Panel:WATHEN, C.J., and RUDMAN, DANA, SAUFLEY, and CALKINS, JJ.




LAURIE SMITH et al.

v.

ALEX CANNELL et al.


SAUFLEY, J.

	[¶1]  Laurie Smith and Prudential Akers Real Estate appeal from the
summary judgment entered in the Superior Court (Knox County,
Alexander, J.) in favor of Alexandra Cannell, Jaret & Cohn, Inc., and William
and Lois Cross, and the denial of a competing motion for partial summary
judgment by Smith and Prudential Akers.  On appeal, Smith and Prudential
Akers argue: (1) that they were entitled, on the undisputed facts, to partial
summary judgment on the issue of liability; or alternatively (2) that there
remain genuine issues of material fact making the entry of summary
judgment inappropriate.  We affirm the judgment.
I.  Background
	[¶2]  In 1996, William and Lois Cross decided to sell a 1.5 acre parcel
of property that they owned on Beauchamp Point in Rockport.  To do so,
they contacted Jaret & Cohn, Inc., a real estate agency.  During 1996,
plaintiff Laurie Smith had been a licensed real estate sales agent with Jaret
& Cohn, but, after leaving the agency on December 16, 1996, her license to
engage in brokerage services became void.  Her license was subsequently
reinstated when she became a sales agent with Prudential Akers Real Estate
on January 6, 1997.  During the period between December 16 and January
6, however, Smith was not licensed to act as a broker.{1}
	[¶3]  While she was unlicensed, Smith contacted Matthew and Ellen
Simmons regarding the Cross property.{2}  She also contacted the Crosses,
informing them that Mr. and Mrs. Simmons were "potential purchasers" for
the property.  Smith then encouraged the Simmonses to visit the property,
making tentative plans with the Crosses that would allow them to do so. 
Smith may also have mailed information concerning the property to the
Simmonses.  The Simmonses later visited the property without Smith.

SHORT EXERCISE 1 — In the court opinion passage, please rename "Superior Court" as "trial court" and write out everything from "SAUFLEY, J." down to "affirm the judgment." with that change.
The court opinion passage and the listing come from unrelated sources.

Element and coordinate records —
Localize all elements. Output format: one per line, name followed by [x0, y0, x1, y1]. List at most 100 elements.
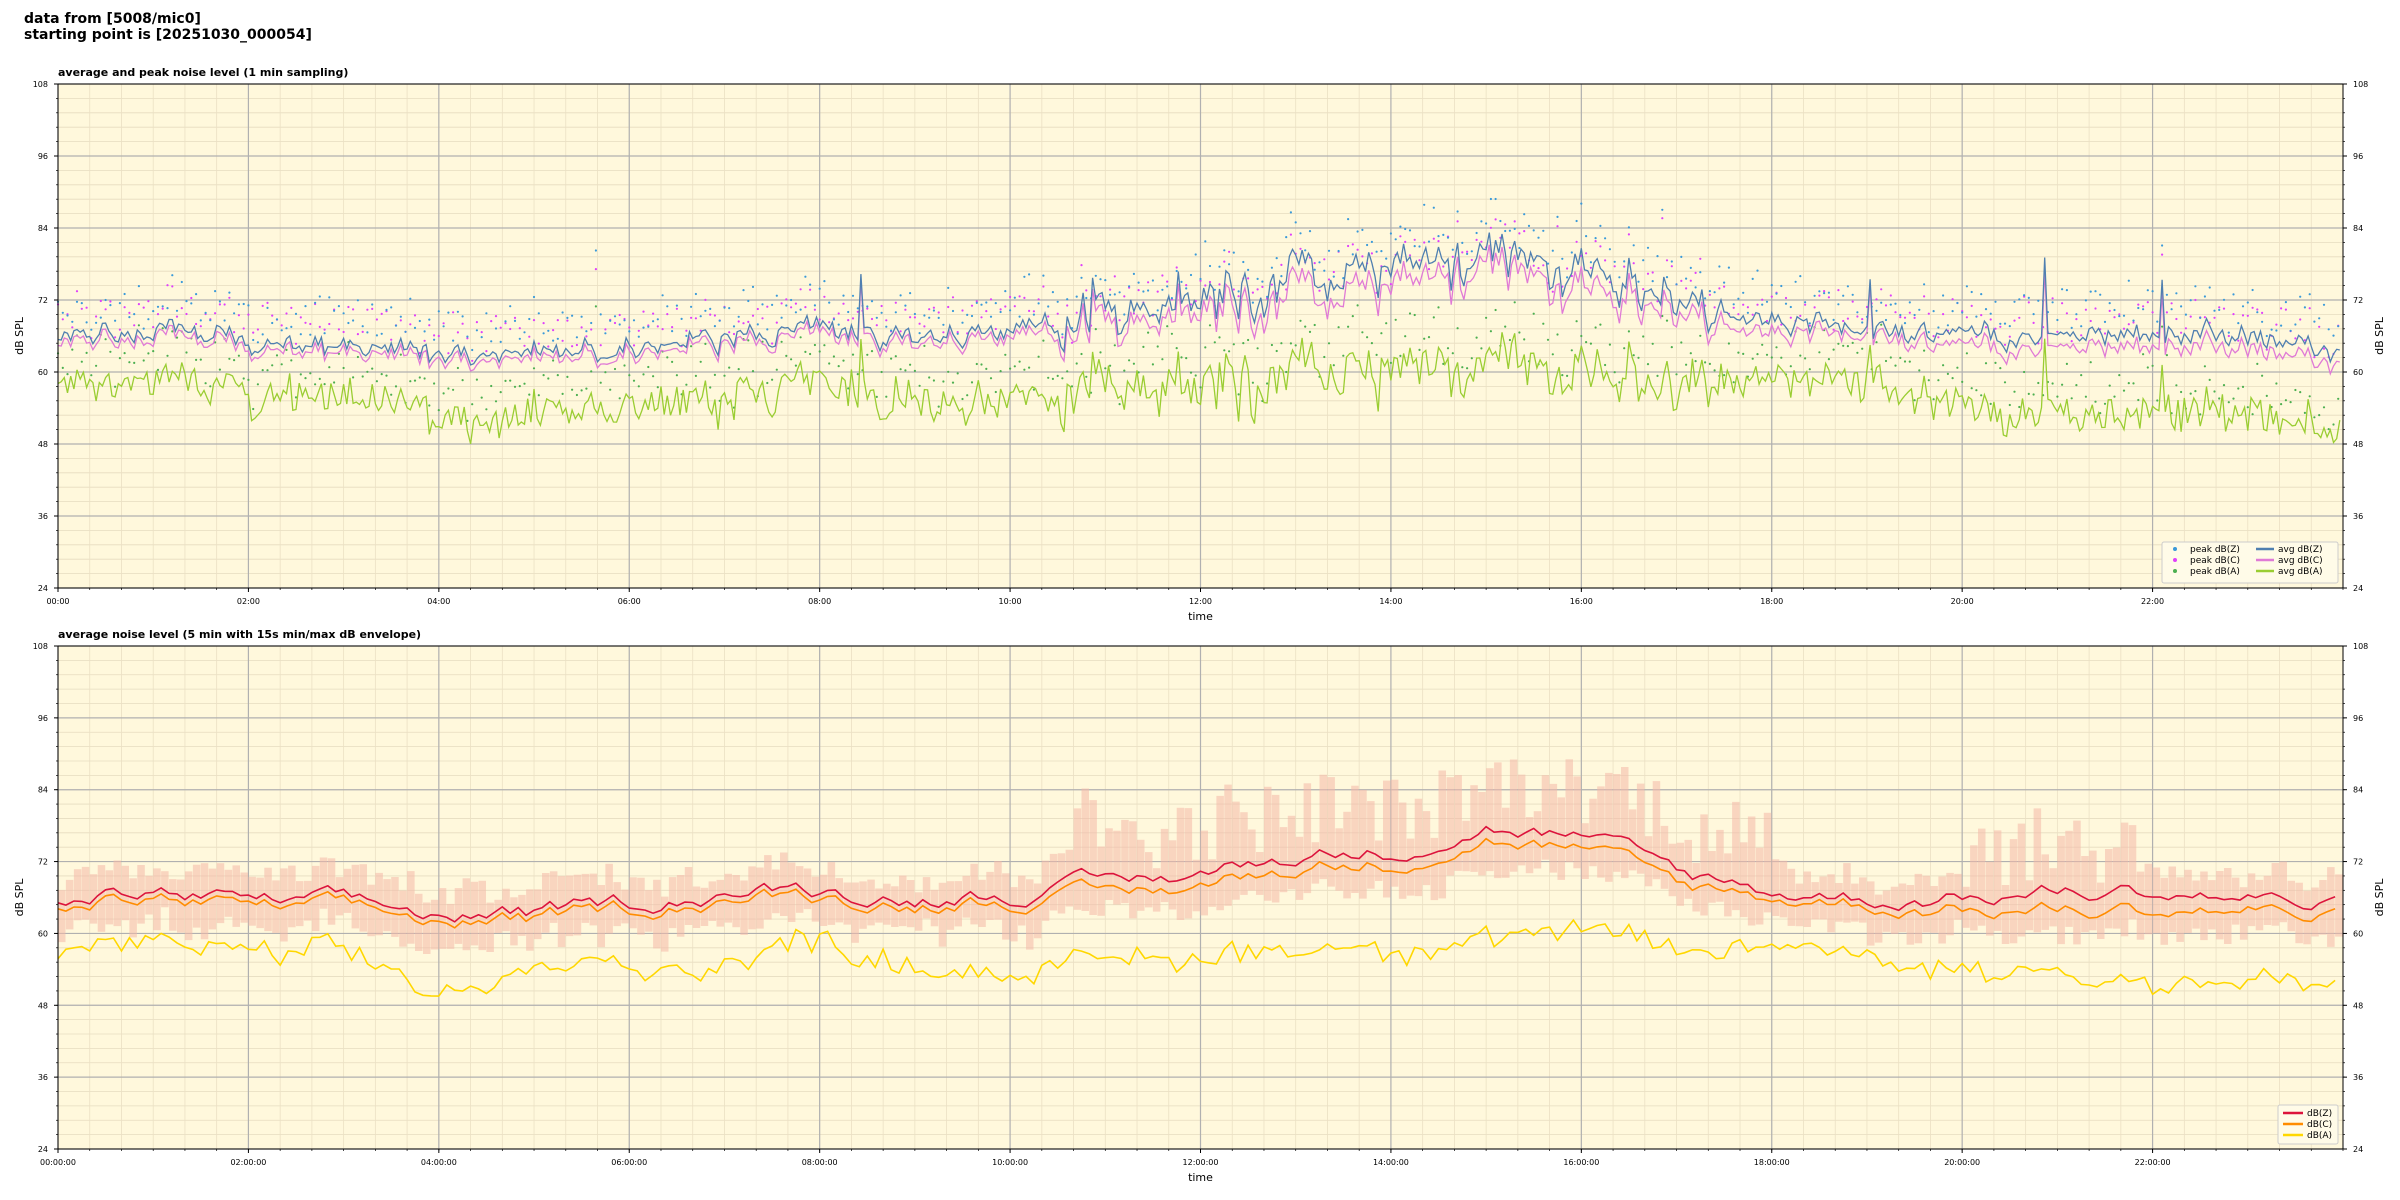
peak-point: [1751, 313, 1754, 316]
peak-point: [171, 285, 174, 288]
peak-point: [685, 383, 688, 386]
peak-point: [1023, 296, 1026, 299]
peak-point: [823, 344, 826, 347]
peak-point: [1251, 301, 1254, 304]
peak-point: [518, 337, 521, 340]
peak-point: [1451, 248, 1454, 251]
peak-point: [2142, 305, 2145, 308]
peak-point: [918, 384, 921, 387]
peak-point: [2080, 325, 2083, 328]
peak-point: [71, 348, 74, 351]
peak-point: [1680, 255, 1683, 258]
peak-point: [2280, 307, 2283, 310]
peak-point: [2061, 288, 2064, 291]
peak-point: [694, 374, 698, 377]
peak-point: [1489, 197, 1492, 201]
peak-point: [1204, 346, 1207, 349]
peak-point: [1685, 277, 1688, 280]
peak-point: [1018, 315, 1021, 318]
peak-point: [2103, 320, 2107, 323]
peak-point: [342, 366, 345, 370]
peak-point: [390, 393, 393, 396]
peak-point: [61, 318, 64, 321]
peak-point: [1999, 325, 2002, 328]
peak-point: [1280, 275, 1283, 278]
peak-point: [1918, 308, 1921, 311]
peak-point: [2089, 290, 2092, 293]
peak-point: [1846, 345, 1849, 348]
peak-point: [647, 325, 650, 328]
peak-point: [1099, 278, 1102, 281]
peak-point: [1251, 291, 1254, 294]
peak-point: [299, 333, 302, 336]
peak-point: [75, 300, 79, 303]
x-tick-label: 16:00: [1570, 597, 1593, 606]
envelope-band: [1692, 863, 1700, 912]
peak-point: [1504, 223, 1507, 226]
peak-point: [114, 336, 117, 339]
peak-point: [2056, 395, 2059, 398]
peak-point: [180, 307, 183, 310]
peak-point: [2308, 395, 2311, 398]
peak-point: [780, 340, 783, 343]
peak-point: [2284, 301, 2287, 304]
peak-point: [1661, 208, 1664, 211]
legend: dB(Z)dB(C)dB(A): [2277, 1104, 2339, 1145]
peak-point: [109, 300, 112, 303]
peak-point: [1418, 348, 1421, 351]
y-tick-label: 72: [38, 296, 48, 305]
peak-point: [171, 274, 174, 277]
peak-point: [1756, 353, 1759, 356]
x-tick-label: 08:00:00: [802, 1158, 838, 1167]
peak-point: [556, 319, 559, 322]
peak-point: [899, 294, 902, 297]
peak-point: [1542, 229, 1545, 232]
peak-point: [323, 332, 326, 335]
peak-point: [2165, 293, 2168, 296]
peak-point: [204, 311, 207, 314]
peak-point: [594, 249, 598, 252]
envelope-band: [1248, 829, 1256, 891]
peak-point: [1899, 316, 1902, 319]
peak-point: [656, 318, 659, 321]
peak-point: [133, 324, 136, 327]
peak-point: [475, 378, 478, 381]
envelope-band: [1375, 840, 1383, 881]
envelope-band: [208, 868, 217, 930]
peak-point: [175, 315, 179, 318]
peak-point: [1818, 351, 1821, 354]
peak-point: [942, 331, 945, 334]
envelope-band: [430, 899, 439, 950]
envelope-band: [1176, 807, 1185, 920]
peak-point: [1285, 236, 1288, 239]
peak-point: [690, 345, 693, 348]
envelope-band: [216, 863, 225, 924]
peak-point: [989, 377, 993, 380]
peak-point: [347, 305, 350, 309]
peak-point: [318, 325, 321, 328]
peak-point: [109, 304, 112, 307]
peak-point: [223, 303, 226, 306]
peak-point: [799, 336, 802, 339]
peak-point: [2318, 325, 2321, 328]
peak-point: [599, 344, 602, 347]
peak-point: [271, 364, 274, 367]
peak-point: [652, 312, 655, 315]
peak-point: [147, 300, 150, 303]
peak-point: [1903, 316, 1907, 319]
peak-point: [756, 307, 759, 311]
peak-point: [314, 301, 317, 304]
peak-point: [809, 283, 812, 286]
peak-point: [1232, 288, 1235, 291]
peak-point: [323, 328, 326, 331]
peak-point: [1413, 245, 1416, 248]
series-line-avg_dBZ: [57, 232, 2340, 366]
peak-point: [1880, 323, 1883, 326]
peak-point: [1013, 365, 1016, 368]
peak-point: [1804, 303, 1807, 306]
peak-point: [142, 306, 145, 309]
x-tick-label: 00:00:00: [40, 1158, 76, 1167]
peak-point: [1004, 290, 1007, 293]
y-tick-label: 96: [38, 714, 48, 723]
envelope-band: [280, 868, 288, 942]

SHORT EXERCISE 2 — Repeat the listing lines word for word, covering everything from the line containing "peak-point: [1751, 313, 1754, 316]" down to the line containing "y-tick-label: 72: [38, 296, 48, 305]", with both end lines included.

EXERCISE RESULT 1 —
SAUFLEY, J.

	[¶1]  Laurie Smith and Prudential Akers Real Estate appeal from the
summary judgment entered in the trial court (Knox County,
Alexander, J.) in favor of Alexandra Cannell, Jaret & Cohn, Inc., and William
and Lois Cross, and the denial of a competing motion for partial summary
judgment by Smith and Prudential Akers.  On appeal, Smith and Prudential
Akers argue: (1) that they were entitled, on the undisputed facts, to partial
summary judgment on the issue of liability; or alternatively (2) that there
remain genuine issues of material fact making the entry of summary
judgment inappropriate.  We affirm the judgment.

EXERCISE RESULT 2 —
peak-point: [1751, 313, 1754, 316]
peak-point: [171, 285, 174, 288]
peak-point: [685, 383, 688, 386]
peak-point: [1023, 296, 1026, 299]
peak-point: [823, 344, 826, 347]
peak-point: [1251, 301, 1254, 304]
peak-point: [518, 337, 521, 340]
peak-point: [1451, 248, 1454, 251]
peak-point: [2142, 305, 2145, 308]
peak-point: [918, 384, 921, 387]
peak-point: [2080, 325, 2083, 328]
peak-point: [71, 348, 74, 351]
peak-point: [1680, 255, 1683, 258]
peak-point: [2280, 307, 2283, 310]
peak-point: [2061, 288, 2064, 291]
peak-point: [694, 374, 698, 377]
peak-point: [1489, 197, 1492, 201]
peak-point: [1204, 346, 1207, 349]
peak-point: [1685, 277, 1688, 280]
peak-point: [1018, 315, 1021, 318]
peak-point: [2103, 320, 2107, 323]
peak-point: [342, 366, 345, 370]
peak-point: [390, 393, 393, 396]
peak-point: [61, 318, 64, 321]
peak-point: [1999, 325, 2002, 328]
peak-point: [1280, 275, 1283, 278]
peak-point: [1918, 308, 1921, 311]
peak-point: [2089, 290, 2092, 293]
peak-point: [1846, 345, 1849, 348]
peak-point: [647, 325, 650, 328]
peak-point: [1099, 278, 1102, 281]
peak-point: [1251, 291, 1254, 294]
peak-point: [299, 333, 302, 336]
peak-point: [75, 300, 79, 303]
x-tick-label: 16:00: [1570, 597, 1593, 606]
envelope-band: [1692, 863, 1700, 912]
peak-point: [1504, 223, 1507, 226]
peak-point: [114, 336, 117, 339]
peak-point: [2056, 395, 2059, 398]
peak-point: [180, 307, 183, 310]
peak-point: [2308, 395, 2311, 398]
peak-point: [780, 340, 783, 343]
peak-point: [2284, 301, 2287, 304]
peak-point: [1661, 208, 1664, 211]
legend: dB(Z)dB(C)dB(A): [2277, 1104, 2339, 1145]
peak-point: [109, 300, 112, 303]
peak-point: [1418, 348, 1421, 351]
y-tick-label: 72: [38, 296, 48, 305]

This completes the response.